- Work instructions
Restate each of the lines given below, word for word.

++++ Material to process

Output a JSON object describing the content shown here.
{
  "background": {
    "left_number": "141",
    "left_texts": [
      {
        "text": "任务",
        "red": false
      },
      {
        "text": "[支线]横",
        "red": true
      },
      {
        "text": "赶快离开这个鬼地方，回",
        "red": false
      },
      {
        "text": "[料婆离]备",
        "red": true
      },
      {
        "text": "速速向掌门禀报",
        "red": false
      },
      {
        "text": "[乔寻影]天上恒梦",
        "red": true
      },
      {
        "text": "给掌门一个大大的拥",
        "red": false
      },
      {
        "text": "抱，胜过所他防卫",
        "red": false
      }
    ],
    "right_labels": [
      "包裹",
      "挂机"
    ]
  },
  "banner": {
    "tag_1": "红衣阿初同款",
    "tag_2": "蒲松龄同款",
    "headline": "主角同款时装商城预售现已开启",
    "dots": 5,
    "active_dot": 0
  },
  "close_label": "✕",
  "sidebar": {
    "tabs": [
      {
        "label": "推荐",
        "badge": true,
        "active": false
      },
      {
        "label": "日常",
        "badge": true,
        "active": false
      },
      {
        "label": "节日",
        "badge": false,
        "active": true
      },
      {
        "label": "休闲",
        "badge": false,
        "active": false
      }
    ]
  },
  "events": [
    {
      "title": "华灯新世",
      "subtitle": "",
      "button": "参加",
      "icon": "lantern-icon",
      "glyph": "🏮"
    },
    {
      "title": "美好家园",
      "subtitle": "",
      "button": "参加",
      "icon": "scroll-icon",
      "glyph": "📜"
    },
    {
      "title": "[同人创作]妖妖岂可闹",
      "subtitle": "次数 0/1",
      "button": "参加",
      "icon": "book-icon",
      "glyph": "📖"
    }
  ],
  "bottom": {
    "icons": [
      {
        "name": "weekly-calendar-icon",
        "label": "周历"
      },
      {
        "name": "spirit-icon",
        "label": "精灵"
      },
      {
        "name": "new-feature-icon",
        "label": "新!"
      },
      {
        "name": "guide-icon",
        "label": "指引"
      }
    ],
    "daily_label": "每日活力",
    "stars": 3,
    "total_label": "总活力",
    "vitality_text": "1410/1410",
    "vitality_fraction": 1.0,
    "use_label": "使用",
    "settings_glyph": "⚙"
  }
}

++++++++

- Correct output
Output a JSON object describing the content shown here.
{
  "background": {
    "left_number": "141",
    "left_texts": [
      {
        "text": "任务",
        "red": false
      },
      {
        "text": "[支线]横",
        "red": true
      },
      {
        "text": "赶快离开这个鬼地方，回",
        "red": false
      },
      {
        "text": "[料婆离]备",
        "red": true
      },
      {
        "text": "速速向掌门禀报",
        "red": false
      },
      {
        "text": "[乔寻影]天上恒梦",
        "red": true
      },
      {
        "text": "给掌门一个大大的拥",
        "red": false
      },
      {
        "text": "抱，胜过所他防卫",
        "red": false
      }
    ],
    "right_labels": [
      "包裹",
      "挂机"
    ]
  },
  "banner": {
    "tag_1": "红衣阿初同款",
    "tag_2": "蒲松龄同款",
    "headline": "主角同款时装商城预售现已开启",
    "dots": 5,
    "active_dot": 0
  },
  "close_label": "✕",
  "sidebar": {
    "tabs": [
      {
        "label": "推荐",
        "badge": true,
        "active": false
      },
      {
        "label": "日常",
        "badge": true,
        "active": false
      },
      {
        "label": "节日",
        "badge": false,
        "active": true
      },
      {
        "label": "休闲",
        "badge": false,
        "active": false
      }
    ]
  },
  "events": [
    {
      "title": "华灯新世",
      "subtitle": "",
      "button": "参加",
      "icon": "lantern-icon",
      "glyph": "🏮"
    },
    {
      "title": "美好家园",
      "subtitle": "",
      "button": "参加",
      "icon": "scroll-icon",
      "glyph": "📜"
    },
    {
      "title": "[同人创作]妖妖岂可闹",
      "subtitle": "次数 0/1",
      "button": "参加",
      "icon": "book-icon",
      "glyph": "📖"
    }
  ],
  "bottom": {
    "icons": [
      {
        "name": "weekly-calendar-icon",
        "label": "周历"
      },
      {
        "name": "spirit-icon",
        "label": "精灵"
      },
      {
        "name": "new-feature-icon",
        "label": "新!"
      },
      {
        "name": "guide-icon",
        "label": "指引"
      }
    ],
    "daily_label": "每日活力",
    "stars": 3,
    "total_label": "总活力",
    "vitality_text": "1410/1410",
    "vitality_fraction": 1.0,
    "use_label": "使用",
    "settings_glyph": "⚙"
  }
}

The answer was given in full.